[Items listed in a dataset]
§
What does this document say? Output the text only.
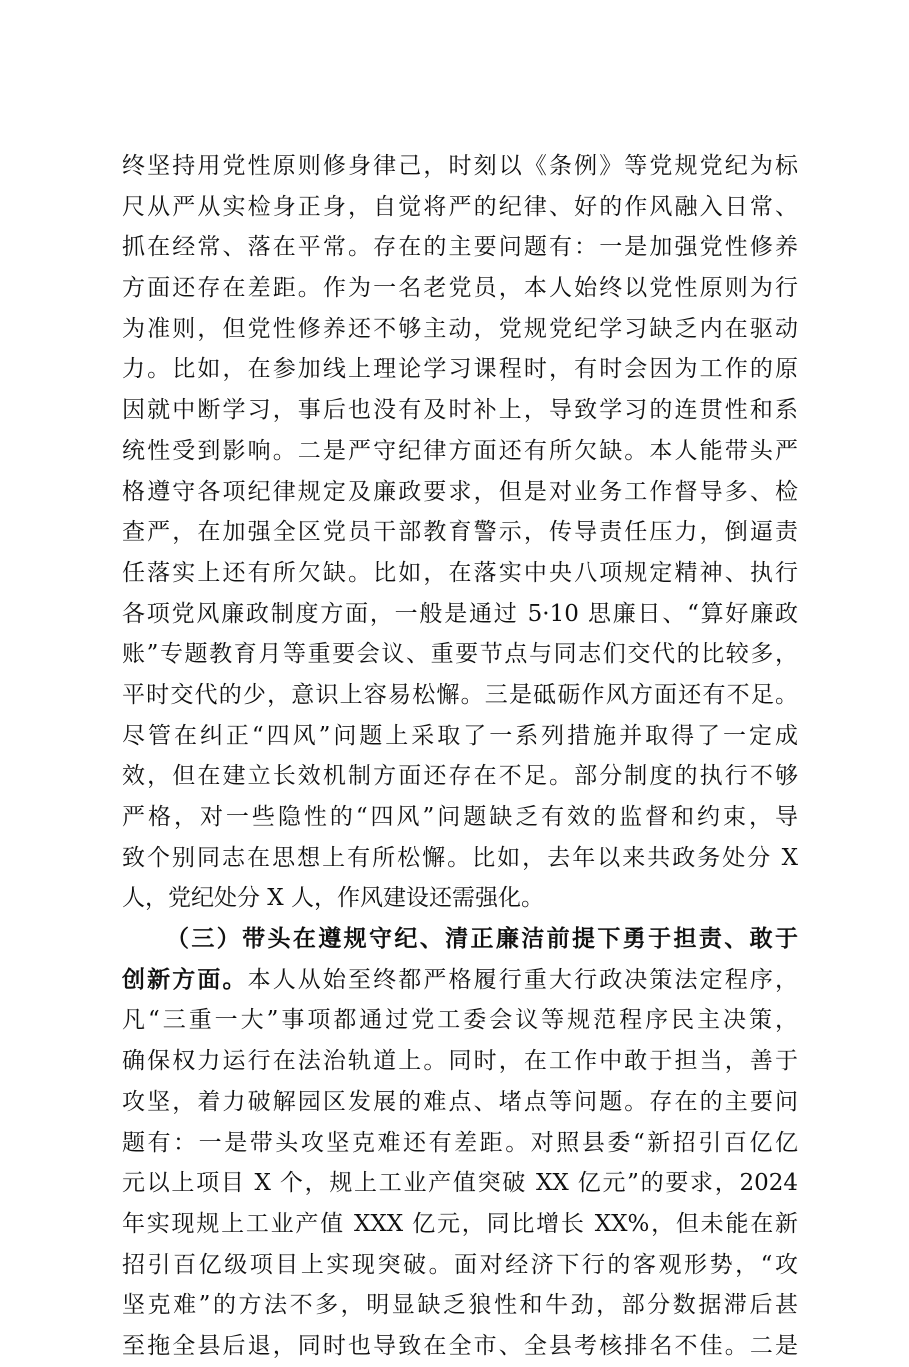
终坚持用党性原则修身律己，时刻以《条例》等党规党纪为标
尺从严从实检身正身，自觉将严的纪律、好的作风融入日常、
抓在经常、落在平常。存在的主要问题有：一是加强党性修养
方面还存在差距。作为一名老党员，本人始终以党性原则为行
为准则，但党性修养还不够主动，党规党纪学习缺乏内在驱动
力。比如，在参加线上理论学习课程时，有时会因为工作的原
因就中断学习，事后也没有及时补上，导致学习的连贯性和系
统性受到影响。二是严守纪律方面还有所欠缺。本人能带头严
格遵守各项纪律规定及廉政要求，但是对业务工作督导多、检
查严，在加强全区党员干部教育警示，传导责任压力，倒逼责
任落实上还有所欠缺。比如，在落实中央八项规定精神、执行
各项党风廉政制度方面，一般是通过 5·10 思廉日、“算好廉政
账”专题教育月等重要会议、重要节点与同志们交代的比较多，
平时交代的少，意识上容易松懈。三是砥砺作风方面还有不足。
尽管在纠正“四风”问题上采取了一系列措施并取得了一定成
效，但在建立长效机制方面还存在不足。部分制度的执行不够
严格，对一些隐性的“四风”问题缺乏有效的监督和约束，导
致个别同志在思想上有所松懈。比如，去年以来共政务处分 X
人，党纪处分 X 人，作风建设还需强化。
（三）带头在遵规守纪、清正廉洁前提下勇于担责、敢于
创新方面。本人从始至终都严格履行重大行政决策法定程序，
凡“三重一大”事项都通过党工委会议等规范程序民主决策，
确保权力运行在法治轨道上。同时，在工作中敢于担当，善于
攻坚，着力破解园区发展的难点、堵点等问题。存在的主要问
题有：一是带头攻坚克难还有差距。对照县委“新招引百亿亿
元以上项目 X 个，规上工业产值突破 XX 亿元”的要求，2024
年实现规上工业产值 XXX 亿元，同比增长 XX%，但未能在新
招引百亿级项目上实现突破。面对经济下行的客观形势，“攻
坚克难”的方法不多，明显缺乏狼性和牛劲，部分数据滞后甚
至拖全县后退，同时也导致在全市、全县考核排名不佳。二是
§
Reproduce all entries without any change, and omit the pictures.

* [Written solution]:
What does this document say? Output the text only.
终坚持用党性原则修身律己，时刻以《条例》等党规党纪为标
尺从严从实检身正身，自觉将严的纪律、好的作风融入日常、
抓在经常、落在平常。存在的主要问题有：一是加强党性修养
方面还存在差距。作为一名老党员，本人始终以党性原则为行
为准则，但党性修养还不够主动，党规党纪学习缺乏内在驱动
力。比如，在参加线上理论学习课程时，有时会因为工作的原
因就中断学习，事后也没有及时补上，导致学习的连贯性和系
统性受到影响。二是严守纪律方面还有所欠缺。本人能带头严
格遵守各项纪律规定及廉政要求，但是对业务工作督导多、检
查严，在加强全区党员干部教育警示，传导责任压力，倒逼责
任落实上还有所欠缺。比如，在落实中央八项规定精神、执行
各项党风廉政制度方面，一般是通过 5·10 思廉日、“算好廉政
账”专题教育月等重要会议、重要节点与同志们交代的比较多，
平时交代的少，意识上容易松懈。三是砥砺作风方面还有不足。
尽管在纠正“四风”问题上采取了一系列措施并取得了一定成
效，但在建立长效机制方面还存在不足。部分制度的执行不够
严格，对一些隐性的“四风”问题缺乏有效的监督和约束，导
致个别同志在思想上有所松懈。比如，去年以来共政务处分 X
人，党纪处分 X 人，作风建设还需强化。
（三）带头在遵规守纪、清正廉洁前提下勇于担责、敢于
创新方面。本人从始至终都严格履行重大行政决策法定程序，
凡“三重一大”事项都通过党工委会议等规范程序民主决策，
确保权力运行在法治轨道上。同时，在工作中敢于担当，善于
攻坚，着力破解园区发展的难点、堵点等问题。存在的主要问
题有：一是带头攻坚克难还有差距。对照县委“新招引百亿亿
元以上项目 X 个，规上工业产值突破 XX 亿元”的要求，2024
年实现规上工业产值 XXX 亿元，同比增长 XX%，但未能在新
招引百亿级项目上实现突破。面对经济下行的客观形势，“攻
坚克难”的方法不多，明显缺乏狼性和牛劲，部分数据滞后甚
至拖全县后退，同时也导致在全市、全县考核排名不佳。二是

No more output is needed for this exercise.